■ WORK INSTRUCTIONS ■
Omit all pictures. Copy the rest of the material exactly.

--- Start MATERIAL PROVIDED ---

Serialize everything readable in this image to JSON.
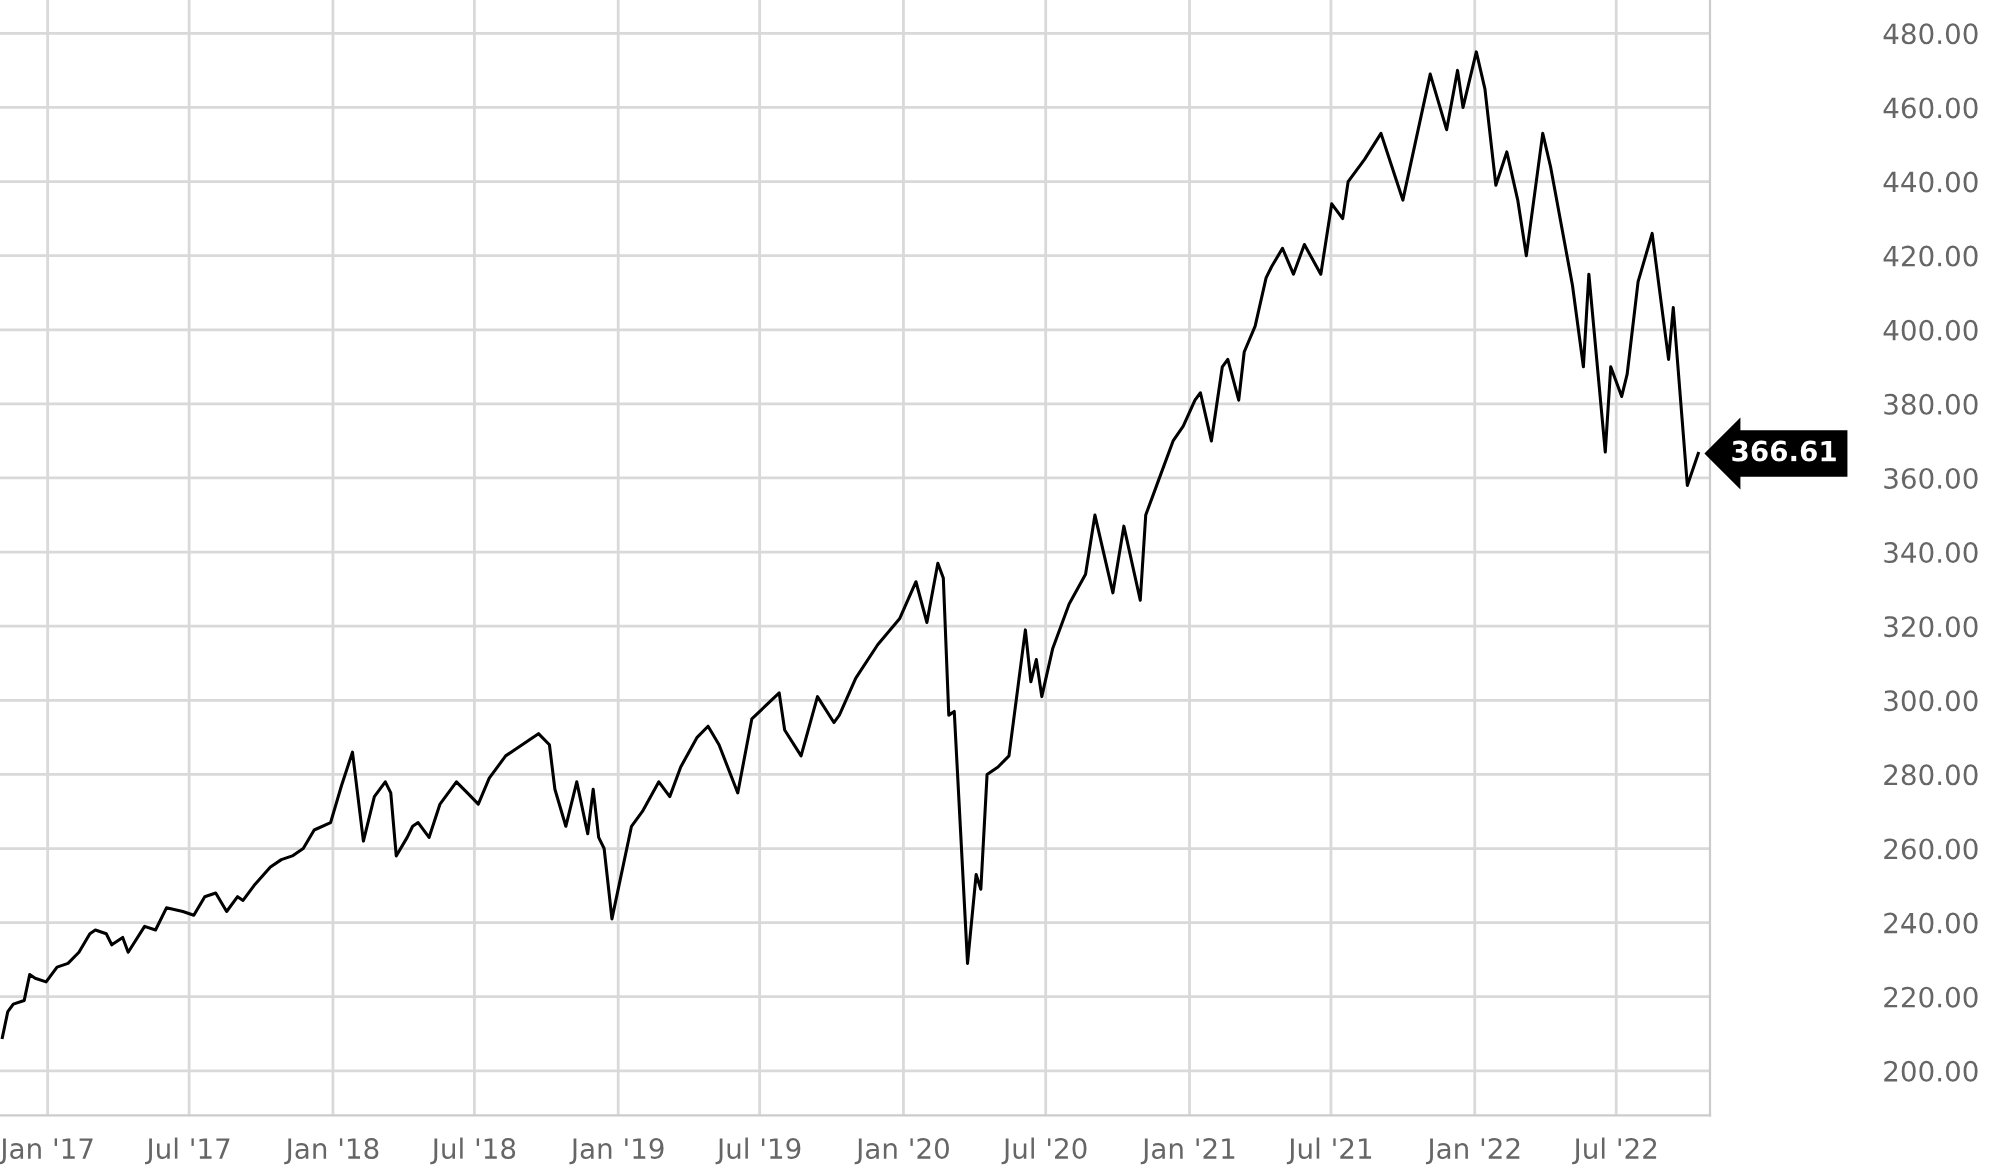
{
  "chart_data": {
    "type": "line",
    "x": [
      "2016-11-04",
      "2016-11-11",
      "2016-11-18",
      "2016-12-02",
      "2016-12-09",
      "2016-12-16",
      "2016-12-30",
      "2017-01-13",
      "2017-01-27",
      "2017-02-10",
      "2017-02-24",
      "2017-03-03",
      "2017-03-17",
      "2017-03-24",
      "2017-04-07",
      "2017-04-14",
      "2017-05-05",
      "2017-05-19",
      "2017-06-02",
      "2017-06-23",
      "2017-07-07",
      "2017-07-21",
      "2017-08-04",
      "2017-08-18",
      "2017-09-01",
      "2017-09-08",
      "2017-09-22",
      "2017-10-13",
      "2017-10-27",
      "2017-11-10",
      "2017-11-24",
      "2017-12-08",
      "2017-12-29",
      "2018-01-12",
      "2018-01-26",
      "2018-02-09",
      "2018-02-23",
      "2018-03-09",
      "2018-03-16",
      "2018-03-23",
      "2018-04-06",
      "2018-04-13",
      "2018-04-20",
      "2018-05-04",
      "2018-05-18",
      "2018-06-08",
      "2018-06-22",
      "2018-07-06",
      "2018-07-20",
      "2018-08-10",
      "2018-08-24",
      "2018-09-21",
      "2018-10-05",
      "2018-10-12",
      "2018-10-26",
      "2018-11-09",
      "2018-11-23",
      "2018-11-30",
      "2018-12-07",
      "2018-12-14",
      "2018-12-24",
      "2019-01-18",
      "2019-02-01",
      "2019-02-22",
      "2019-03-08",
      "2019-03-22",
      "2019-04-12",
      "2019-04-26",
      "2019-05-10",
      "2019-06-03",
      "2019-06-21",
      "2019-07-26",
      "2019-08-02",
      "2019-08-23",
      "2019-09-13",
      "2019-10-04",
      "2019-10-11",
      "2019-11-01",
      "2019-11-29",
      "2019-12-27",
      "2020-01-17",
      "2020-01-31",
      "2020-02-14",
      "2020-02-21",
      "2020-02-28",
      "2020-03-06",
      "2020-03-23",
      "2020-04-03",
      "2020-04-09",
      "2020-04-17",
      "2020-05-01",
      "2020-05-15",
      "2020-06-05",
      "2020-06-12",
      "2020-06-19",
      "2020-06-26",
      "2020-07-10",
      "2020-07-31",
      "2020-08-21",
      "2020-09-02",
      "2020-09-25",
      "2020-10-09",
      "2020-10-30",
      "2020-11-06",
      "2020-11-20",
      "2020-12-11",
      "2020-12-24",
      "2021-01-08",
      "2021-01-15",
      "2021-01-29",
      "2021-02-12",
      "2021-02-19",
      "2021-03-05",
      "2021-03-12",
      "2021-03-26",
      "2021-04-09",
      "2021-04-16",
      "2021-04-30",
      "2021-05-14",
      "2021-05-28",
      "2021-06-18",
      "2021-07-02",
      "2021-07-16",
      "2021-07-23",
      "2021-08-13",
      "2021-09-03",
      "2021-09-17",
      "2021-10-01",
      "2021-11-05",
      "2021-11-26",
      "2021-12-10",
      "2021-12-17",
      "2022-01-03",
      "2022-01-14",
      "2022-01-28",
      "2022-02-11",
      "2022-02-25",
      "2022-03-08",
      "2022-03-29",
      "2022-04-08",
      "2022-05-06",
      "2022-05-20",
      "2022-05-27",
      "2022-06-17",
      "2022-06-24",
      "2022-07-08",
      "2022-07-15",
      "2022-07-29",
      "2022-08-16",
      "2022-09-06",
      "2022-09-12",
      "2022-09-30",
      "2022-10-14"
    ],
    "series": [
      {
        "color": "#000000",
        "values": [
          209,
          216,
          218,
          219,
          226,
          225,
          224,
          228,
          229,
          232,
          237,
          238,
          237,
          234,
          236,
          232,
          239,
          238,
          244,
          243,
          242,
          247,
          248,
          243,
          247,
          246,
          250,
          255,
          257,
          258,
          260,
          265,
          267,
          277,
          286,
          262,
          274,
          278,
          275,
          258,
          263,
          266,
          267,
          263,
          272,
          278,
          275,
          272,
          279,
          285,
          287,
          291,
          288,
          276,
          266,
          278,
          264,
          276,
          263,
          260,
          241,
          266,
          270,
          278,
          274,
          282,
          290,
          293,
          288,
          275,
          295,
          302,
          292,
          285,
          301,
          294,
          296,
          306,
          315,
          322,
          332,
          321,
          337,
          333,
          296,
          297,
          229,
          253,
          249,
          280,
          282,
          285,
          319,
          305,
          311,
          301,
          314,
          326,
          334,
          350,
          329,
          347,
          327,
          350,
          358,
          370,
          374,
          381,
          383,
          370,
          390,
          392,
          381,
          394,
          401,
          414,
          417,
          422,
          415,
          423,
          415,
          434,
          430,
          440,
          446,
          453,
          444,
          435,
          469,
          454,
          470,
          460,
          475,
          465,
          439,
          448,
          435,
          420,
          453,
          444,
          412,
          390,
          415,
          367,
          390,
          382,
          388,
          413,
          426,
          392,
          406,
          358,
          366.61
        ]
      }
    ],
    "xlim": [
      "2016-11-01",
      "2022-10-29"
    ],
    "xticks": [
      {
        "value": "2017-01-01",
        "label": "Jan '17"
      },
      {
        "value": "2017-07-01",
        "label": "Jul '17"
      },
      {
        "value": "2018-01-01",
        "label": "Jan '18"
      },
      {
        "value": "2018-07-01",
        "label": "Jul '18"
      },
      {
        "value": "2019-01-01",
        "label": "Jan '19"
      },
      {
        "value": "2019-07-01",
        "label": "Jul '19"
      },
      {
        "value": "2020-01-01",
        "label": "Jan '20"
      },
      {
        "value": "2020-07-01",
        "label": "Jul '20"
      },
      {
        "value": "2021-01-01",
        "label": "Jan '21"
      },
      {
        "value": "2021-07-01",
        "label": "Jul '21"
      },
      {
        "value": "2022-01-01",
        "label": "Jan '22"
      },
      {
        "value": "2022-07-01",
        "label": "Jul '22"
      }
    ],
    "ylim": [
      188,
      489
    ],
    "yticks": [
      {
        "value": 200,
        "label": "200.00"
      },
      {
        "value": 220,
        "label": "220.00"
      },
      {
        "value": 240,
        "label": "240.00"
      },
      {
        "value": 260,
        "label": "260.00"
      },
      {
        "value": 280,
        "label": "280.00"
      },
      {
        "value": 300,
        "label": "300.00"
      },
      {
        "value": 320,
        "label": "320.00"
      },
      {
        "value": 340,
        "label": "340.00"
      },
      {
        "value": 360,
        "label": "360.00"
      },
      {
        "value": 380,
        "label": "380.00"
      },
      {
        "value": 400,
        "label": "400.00"
      },
      {
        "value": 420,
        "label": "420.00"
      },
      {
        "value": 440,
        "label": "440.00"
      },
      {
        "value": 460,
        "label": "460.00"
      },
      {
        "value": 480,
        "label": "480.00"
      }
    ],
    "grid": true,
    "annotations": [
      {
        "text": "366.61",
        "x": "2022-10-14",
        "y": 366.61
      }
    ]
  }
}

--- End MATERIAL PROVIDED ---

■ RESPONSE ■
Serialize everything readable in this image to JSON.
{
  "chart_data": {
    "type": "line",
    "x": [
      "2016-11-04",
      "2016-11-11",
      "2016-11-18",
      "2016-12-02",
      "2016-12-09",
      "2016-12-16",
      "2016-12-30",
      "2017-01-13",
      "2017-01-27",
      "2017-02-10",
      "2017-02-24",
      "2017-03-03",
      "2017-03-17",
      "2017-03-24",
      "2017-04-07",
      "2017-04-14",
      "2017-05-05",
      "2017-05-19",
      "2017-06-02",
      "2017-06-23",
      "2017-07-07",
      "2017-07-21",
      "2017-08-04",
      "2017-08-18",
      "2017-09-01",
      "2017-09-08",
      "2017-09-22",
      "2017-10-13",
      "2017-10-27",
      "2017-11-10",
      "2017-11-24",
      "2017-12-08",
      "2017-12-29",
      "2018-01-12",
      "2018-01-26",
      "2018-02-09",
      "2018-02-23",
      "2018-03-09",
      "2018-03-16",
      "2018-03-23",
      "2018-04-06",
      "2018-04-13",
      "2018-04-20",
      "2018-05-04",
      "2018-05-18",
      "2018-06-08",
      "2018-06-22",
      "2018-07-06",
      "2018-07-20",
      "2018-08-10",
      "2018-08-24",
      "2018-09-21",
      "2018-10-05",
      "2018-10-12",
      "2018-10-26",
      "2018-11-09",
      "2018-11-23",
      "2018-11-30",
      "2018-12-07",
      "2018-12-14",
      "2018-12-24",
      "2019-01-18",
      "2019-02-01",
      "2019-02-22",
      "2019-03-08",
      "2019-03-22",
      "2019-04-12",
      "2019-04-26",
      "2019-05-10",
      "2019-06-03",
      "2019-06-21",
      "2019-07-26",
      "2019-08-02",
      "2019-08-23",
      "2019-09-13",
      "2019-10-04",
      "2019-10-11",
      "2019-11-01",
      "2019-11-29",
      "2019-12-27",
      "2020-01-17",
      "2020-01-31",
      "2020-02-14",
      "2020-02-21",
      "2020-02-28",
      "2020-03-06",
      "2020-03-23",
      "2020-04-03",
      "2020-04-09",
      "2020-04-17",
      "2020-05-01",
      "2020-05-15",
      "2020-06-05",
      "2020-06-12",
      "2020-06-19",
      "2020-06-26",
      "2020-07-10",
      "2020-07-31",
      "2020-08-21",
      "2020-09-02",
      "2020-09-25",
      "2020-10-09",
      "2020-10-30",
      "2020-11-06",
      "2020-11-20",
      "2020-12-11",
      "2020-12-24",
      "2021-01-08",
      "2021-01-15",
      "2021-01-29",
      "2021-02-12",
      "2021-02-19",
      "2021-03-05",
      "2021-03-12",
      "2021-03-26",
      "2021-04-09",
      "2021-04-16",
      "2021-04-30",
      "2021-05-14",
      "2021-05-28",
      "2021-06-18",
      "2021-07-02",
      "2021-07-16",
      "2021-07-23",
      "2021-08-13",
      "2021-09-03",
      "2021-09-17",
      "2021-10-01",
      "2021-11-05",
      "2021-11-26",
      "2021-12-10",
      "2021-12-17",
      "2022-01-03",
      "2022-01-14",
      "2022-01-28",
      "2022-02-11",
      "2022-02-25",
      "2022-03-08",
      "2022-03-29",
      "2022-04-08",
      "2022-05-06",
      "2022-05-20",
      "2022-05-27",
      "2022-06-17",
      "2022-06-24",
      "2022-07-08",
      "2022-07-15",
      "2022-07-29",
      "2022-08-16",
      "2022-09-06",
      "2022-09-12",
      "2022-09-30",
      "2022-10-14"
    ],
    "series": [
      {
        "color": "#000000",
        "values": [
          209,
          216,
          218,
          219,
          226,
          225,
          224,
          228,
          229,
          232,
          237,
          238,
          237,
          234,
          236,
          232,
          239,
          238,
          244,
          243,
          242,
          247,
          248,
          243,
          247,
          246,
          250,
          255,
          257,
          258,
          260,
          265,
          267,
          277,
          286,
          262,
          274,
          278,
          275,
          258,
          263,
          266,
          267,
          263,
          272,
          278,
          275,
          272,
          279,
          285,
          287,
          291,
          288,
          276,
          266,
          278,
          264,
          276,
          263,
          260,
          241,
          266,
          270,
          278,
          274,
          282,
          290,
          293,
          288,
          275,
          295,
          302,
          292,
          285,
          301,
          294,
          296,
          306,
          315,
          322,
          332,
          321,
          337,
          333,
          296,
          297,
          229,
          253,
          249,
          280,
          282,
          285,
          319,
          305,
          311,
          301,
          314,
          326,
          334,
          350,
          329,
          347,
          327,
          350,
          358,
          370,
          374,
          381,
          383,
          370,
          390,
          392,
          381,
          394,
          401,
          414,
          417,
          422,
          415,
          423,
          415,
          434,
          430,
          440,
          446,
          453,
          444,
          435,
          469,
          454,
          470,
          460,
          475,
          465,
          439,
          448,
          435,
          420,
          453,
          444,
          412,
          390,
          415,
          367,
          390,
          382,
          388,
          413,
          426,
          392,
          406,
          358,
          366.61
        ]
      }
    ],
    "xlim": [
      "2016-11-01",
      "2022-10-29"
    ],
    "xticks": [
      {
        "value": "2017-01-01",
        "label": "Jan '17"
      },
      {
        "value": "2017-07-01",
        "label": "Jul '17"
      },
      {
        "value": "2018-01-01",
        "label": "Jan '18"
      },
      {
        "value": "2018-07-01",
        "label": "Jul '18"
      },
      {
        "value": "2019-01-01",
        "label": "Jan '19"
      },
      {
        "value": "2019-07-01",
        "label": "Jul '19"
      },
      {
        "value": "2020-01-01",
        "label": "Jan '20"
      },
      {
        "value": "2020-07-01",
        "label": "Jul '20"
      },
      {
        "value": "2021-01-01",
        "label": "Jan '21"
      },
      {
        "value": "2021-07-01",
        "label": "Jul '21"
      },
      {
        "value": "2022-01-01",
        "label": "Jan '22"
      },
      {
        "value": "2022-07-01",
        "label": "Jul '22"
      }
    ],
    "ylim": [
      188,
      489
    ],
    "yticks": [
      {
        "value": 200,
        "label": "200.00"
      },
      {
        "value": 220,
        "label": "220.00"
      },
      {
        "value": 240,
        "label": "240.00"
      },
      {
        "value": 260,
        "label": "260.00"
      },
      {
        "value": 280,
        "label": "280.00"
      },
      {
        "value": 300,
        "label": "300.00"
      },
      {
        "value": 320,
        "label": "320.00"
      },
      {
        "value": 340,
        "label": "340.00"
      },
      {
        "value": 360,
        "label": "360.00"
      },
      {
        "value": 380,
        "label": "380.00"
      },
      {
        "value": 400,
        "label": "400.00"
      },
      {
        "value": 420,
        "label": "420.00"
      },
      {
        "value": 440,
        "label": "440.00"
      },
      {
        "value": 460,
        "label": "460.00"
      },
      {
        "value": 480,
        "label": "480.00"
      }
    ],
    "grid": true,
    "annotations": [
      {
        "text": "366.61",
        "x": "2022-10-14",
        "y": 366.61
      }
    ]
  }
}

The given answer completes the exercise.